* Objective
Each entry below is to be written out exactly, and the pictures are to be left out.

* Records shown
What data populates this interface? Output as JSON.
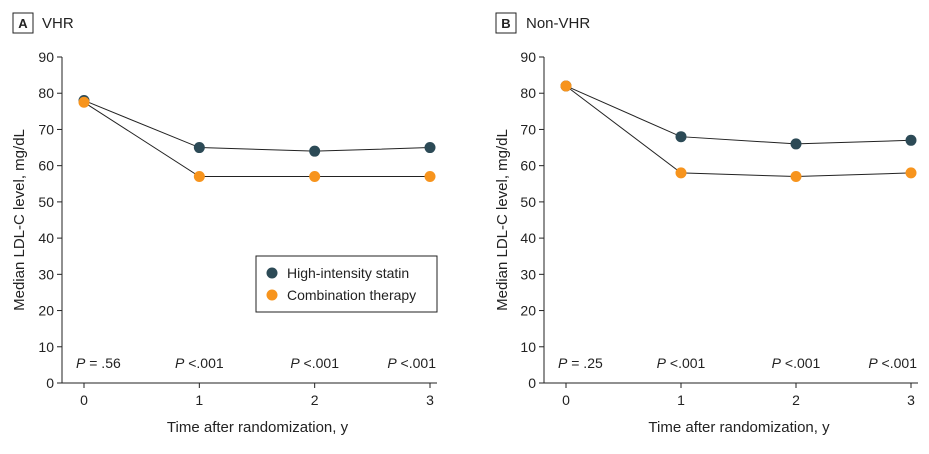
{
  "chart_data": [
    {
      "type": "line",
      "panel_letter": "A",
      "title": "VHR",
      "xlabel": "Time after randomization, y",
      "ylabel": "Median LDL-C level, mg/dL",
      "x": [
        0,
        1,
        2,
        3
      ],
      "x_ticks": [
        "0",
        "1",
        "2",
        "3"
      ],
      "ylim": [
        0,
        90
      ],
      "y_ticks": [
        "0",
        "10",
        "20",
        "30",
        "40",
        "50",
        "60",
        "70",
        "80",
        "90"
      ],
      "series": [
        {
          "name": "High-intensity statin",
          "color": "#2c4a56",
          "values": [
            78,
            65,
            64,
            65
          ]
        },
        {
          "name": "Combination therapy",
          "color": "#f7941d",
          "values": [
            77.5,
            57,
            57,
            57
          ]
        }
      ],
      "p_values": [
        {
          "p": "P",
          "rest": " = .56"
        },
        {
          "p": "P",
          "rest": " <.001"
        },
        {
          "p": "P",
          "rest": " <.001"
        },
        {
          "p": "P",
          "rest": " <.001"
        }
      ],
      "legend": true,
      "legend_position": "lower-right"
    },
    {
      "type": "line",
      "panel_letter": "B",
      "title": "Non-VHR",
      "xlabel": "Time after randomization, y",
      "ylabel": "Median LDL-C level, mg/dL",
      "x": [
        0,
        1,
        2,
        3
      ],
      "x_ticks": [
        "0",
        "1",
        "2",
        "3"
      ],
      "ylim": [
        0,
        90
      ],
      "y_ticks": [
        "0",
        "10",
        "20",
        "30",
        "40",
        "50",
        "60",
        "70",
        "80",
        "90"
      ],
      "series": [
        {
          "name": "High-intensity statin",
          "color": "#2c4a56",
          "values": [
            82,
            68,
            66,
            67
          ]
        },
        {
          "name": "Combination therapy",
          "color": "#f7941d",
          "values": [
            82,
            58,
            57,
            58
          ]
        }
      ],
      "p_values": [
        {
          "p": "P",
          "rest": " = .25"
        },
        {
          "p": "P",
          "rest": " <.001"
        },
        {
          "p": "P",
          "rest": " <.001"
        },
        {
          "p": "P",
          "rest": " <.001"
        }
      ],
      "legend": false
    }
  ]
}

* Task solution
What data populates this interface? Output as JSON.
{
  "chart_data": [
    {
      "type": "line",
      "panel_letter": "A",
      "title": "VHR",
      "xlabel": "Time after randomization, y",
      "ylabel": "Median LDL-C level, mg/dL",
      "x": [
        0,
        1,
        2,
        3
      ],
      "x_ticks": [
        "0",
        "1",
        "2",
        "3"
      ],
      "ylim": [
        0,
        90
      ],
      "y_ticks": [
        "0",
        "10",
        "20",
        "30",
        "40",
        "50",
        "60",
        "70",
        "80",
        "90"
      ],
      "series": [
        {
          "name": "High-intensity statin",
          "color": "#2c4a56",
          "values": [
            78,
            65,
            64,
            65
          ]
        },
        {
          "name": "Combination therapy",
          "color": "#f7941d",
          "values": [
            77.5,
            57,
            57,
            57
          ]
        }
      ],
      "p_values": [
        {
          "p": "P",
          "rest": " = .56"
        },
        {
          "p": "P",
          "rest": " <.001"
        },
        {
          "p": "P",
          "rest": " <.001"
        },
        {
          "p": "P",
          "rest": " <.001"
        }
      ],
      "legend": true,
      "legend_position": "lower-right"
    },
    {
      "type": "line",
      "panel_letter": "B",
      "title": "Non-VHR",
      "xlabel": "Time after randomization, y",
      "ylabel": "Median LDL-C level, mg/dL",
      "x": [
        0,
        1,
        2,
        3
      ],
      "x_ticks": [
        "0",
        "1",
        "2",
        "3"
      ],
      "ylim": [
        0,
        90
      ],
      "y_ticks": [
        "0",
        "10",
        "20",
        "30",
        "40",
        "50",
        "60",
        "70",
        "80",
        "90"
      ],
      "series": [
        {
          "name": "High-intensity statin",
          "color": "#2c4a56",
          "values": [
            82,
            68,
            66,
            67
          ]
        },
        {
          "name": "Combination therapy",
          "color": "#f7941d",
          "values": [
            82,
            58,
            57,
            58
          ]
        }
      ],
      "p_values": [
        {
          "p": "P",
          "rest": " = .25"
        },
        {
          "p": "P",
          "rest": " <.001"
        },
        {
          "p": "P",
          "rest": " <.001"
        },
        {
          "p": "P",
          "rest": " <.001"
        }
      ],
      "legend": false
    }
  ]
}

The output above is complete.